Problem statement: Locate the lines that hold the string "正确答案". Copy every such line.

[Extracted entries start]

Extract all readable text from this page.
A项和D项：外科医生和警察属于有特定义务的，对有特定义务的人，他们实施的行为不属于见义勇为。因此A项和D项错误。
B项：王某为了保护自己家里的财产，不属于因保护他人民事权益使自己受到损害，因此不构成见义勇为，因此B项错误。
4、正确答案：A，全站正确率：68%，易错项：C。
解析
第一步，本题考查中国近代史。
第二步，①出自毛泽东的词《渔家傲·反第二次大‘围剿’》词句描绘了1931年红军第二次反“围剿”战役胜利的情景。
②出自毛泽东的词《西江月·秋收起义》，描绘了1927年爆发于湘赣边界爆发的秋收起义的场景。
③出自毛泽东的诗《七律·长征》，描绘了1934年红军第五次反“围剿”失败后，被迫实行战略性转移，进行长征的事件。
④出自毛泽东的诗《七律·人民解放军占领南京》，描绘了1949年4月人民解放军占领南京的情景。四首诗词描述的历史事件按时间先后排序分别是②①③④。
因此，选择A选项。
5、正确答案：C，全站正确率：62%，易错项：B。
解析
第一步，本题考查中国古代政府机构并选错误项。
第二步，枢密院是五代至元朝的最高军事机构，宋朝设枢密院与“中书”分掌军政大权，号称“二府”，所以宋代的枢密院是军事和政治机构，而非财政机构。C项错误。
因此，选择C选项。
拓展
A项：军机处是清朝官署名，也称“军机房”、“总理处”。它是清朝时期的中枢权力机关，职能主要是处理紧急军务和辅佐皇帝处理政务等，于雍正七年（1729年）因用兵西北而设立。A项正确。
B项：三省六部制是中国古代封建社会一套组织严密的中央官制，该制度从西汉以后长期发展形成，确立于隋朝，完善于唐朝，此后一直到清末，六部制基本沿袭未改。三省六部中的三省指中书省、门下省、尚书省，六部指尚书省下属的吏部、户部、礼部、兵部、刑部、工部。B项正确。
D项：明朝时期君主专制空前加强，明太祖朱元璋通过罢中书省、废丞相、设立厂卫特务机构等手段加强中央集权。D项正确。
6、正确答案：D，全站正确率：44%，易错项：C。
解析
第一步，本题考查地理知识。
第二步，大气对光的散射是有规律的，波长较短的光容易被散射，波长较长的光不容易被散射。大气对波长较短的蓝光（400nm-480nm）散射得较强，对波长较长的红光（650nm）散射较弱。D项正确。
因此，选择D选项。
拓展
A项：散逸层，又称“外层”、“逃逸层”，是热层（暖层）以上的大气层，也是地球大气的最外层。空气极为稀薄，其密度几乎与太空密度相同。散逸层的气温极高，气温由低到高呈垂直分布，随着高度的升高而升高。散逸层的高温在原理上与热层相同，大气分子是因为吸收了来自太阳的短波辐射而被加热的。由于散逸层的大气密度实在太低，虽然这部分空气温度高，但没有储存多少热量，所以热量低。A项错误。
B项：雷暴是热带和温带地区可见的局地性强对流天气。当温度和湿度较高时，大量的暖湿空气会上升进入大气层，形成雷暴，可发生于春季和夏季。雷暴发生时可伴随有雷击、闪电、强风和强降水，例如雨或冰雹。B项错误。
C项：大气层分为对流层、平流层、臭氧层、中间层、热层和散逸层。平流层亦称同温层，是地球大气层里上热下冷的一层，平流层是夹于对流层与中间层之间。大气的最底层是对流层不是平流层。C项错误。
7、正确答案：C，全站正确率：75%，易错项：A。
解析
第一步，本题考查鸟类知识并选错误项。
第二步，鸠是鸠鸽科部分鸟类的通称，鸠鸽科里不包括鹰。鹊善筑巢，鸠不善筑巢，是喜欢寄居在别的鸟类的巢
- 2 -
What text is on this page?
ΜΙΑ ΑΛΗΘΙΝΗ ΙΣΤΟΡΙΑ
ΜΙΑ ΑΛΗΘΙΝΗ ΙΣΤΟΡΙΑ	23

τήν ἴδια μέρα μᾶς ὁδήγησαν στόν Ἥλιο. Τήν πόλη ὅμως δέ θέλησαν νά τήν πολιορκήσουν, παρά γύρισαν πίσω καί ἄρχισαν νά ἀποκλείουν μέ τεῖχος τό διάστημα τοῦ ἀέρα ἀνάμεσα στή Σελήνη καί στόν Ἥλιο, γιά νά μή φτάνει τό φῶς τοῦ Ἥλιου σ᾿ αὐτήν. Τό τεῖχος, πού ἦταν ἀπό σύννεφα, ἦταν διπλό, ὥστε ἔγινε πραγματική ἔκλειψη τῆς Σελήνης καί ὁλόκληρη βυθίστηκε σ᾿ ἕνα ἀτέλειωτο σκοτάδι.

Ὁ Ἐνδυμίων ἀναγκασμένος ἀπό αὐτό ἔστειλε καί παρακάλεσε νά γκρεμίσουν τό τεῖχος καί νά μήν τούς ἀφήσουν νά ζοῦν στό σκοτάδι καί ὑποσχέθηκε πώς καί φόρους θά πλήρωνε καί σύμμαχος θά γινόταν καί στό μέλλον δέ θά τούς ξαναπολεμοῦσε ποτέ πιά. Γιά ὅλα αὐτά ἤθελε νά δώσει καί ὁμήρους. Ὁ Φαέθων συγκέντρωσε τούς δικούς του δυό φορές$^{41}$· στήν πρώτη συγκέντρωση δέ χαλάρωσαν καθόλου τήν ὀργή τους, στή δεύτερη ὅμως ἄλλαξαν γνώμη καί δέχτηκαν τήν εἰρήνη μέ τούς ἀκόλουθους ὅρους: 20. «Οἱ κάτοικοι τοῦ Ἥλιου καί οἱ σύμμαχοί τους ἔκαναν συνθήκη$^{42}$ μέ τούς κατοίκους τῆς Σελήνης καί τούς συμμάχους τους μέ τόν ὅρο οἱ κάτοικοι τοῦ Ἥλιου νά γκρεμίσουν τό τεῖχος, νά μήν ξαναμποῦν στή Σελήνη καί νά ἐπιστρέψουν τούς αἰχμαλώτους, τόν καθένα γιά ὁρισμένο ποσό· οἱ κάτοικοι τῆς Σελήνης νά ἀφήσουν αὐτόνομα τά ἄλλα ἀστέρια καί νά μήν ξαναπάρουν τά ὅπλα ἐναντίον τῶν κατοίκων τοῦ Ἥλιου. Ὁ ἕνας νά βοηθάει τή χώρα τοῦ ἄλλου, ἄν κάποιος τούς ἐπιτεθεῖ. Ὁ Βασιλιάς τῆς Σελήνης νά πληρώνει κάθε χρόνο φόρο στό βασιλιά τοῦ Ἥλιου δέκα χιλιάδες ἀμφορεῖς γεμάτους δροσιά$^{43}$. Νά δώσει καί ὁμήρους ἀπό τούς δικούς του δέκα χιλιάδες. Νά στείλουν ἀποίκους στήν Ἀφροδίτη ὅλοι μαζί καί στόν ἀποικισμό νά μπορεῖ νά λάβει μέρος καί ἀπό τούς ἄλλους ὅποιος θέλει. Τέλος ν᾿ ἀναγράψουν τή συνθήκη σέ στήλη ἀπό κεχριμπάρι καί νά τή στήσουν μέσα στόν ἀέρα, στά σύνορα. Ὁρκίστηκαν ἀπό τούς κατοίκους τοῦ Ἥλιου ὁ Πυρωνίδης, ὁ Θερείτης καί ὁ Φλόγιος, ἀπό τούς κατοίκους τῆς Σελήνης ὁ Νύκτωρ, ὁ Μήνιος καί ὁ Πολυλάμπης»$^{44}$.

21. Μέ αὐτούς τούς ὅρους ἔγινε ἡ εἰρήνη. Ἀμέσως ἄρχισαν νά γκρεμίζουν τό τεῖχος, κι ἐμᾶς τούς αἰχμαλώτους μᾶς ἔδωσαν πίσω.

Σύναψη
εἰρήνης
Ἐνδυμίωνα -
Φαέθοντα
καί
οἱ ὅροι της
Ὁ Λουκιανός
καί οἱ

[Extracted entries end]

Exercise output:
4、正确答案：A，全站正确率：68%，易错项：C。
5、正确答案：C，全站正确率：62%，易错项：B。
6、正确答案：D，全站正确率：44%，易错项：C。
7、正确答案：C，全站正确率：75%，易错项：A。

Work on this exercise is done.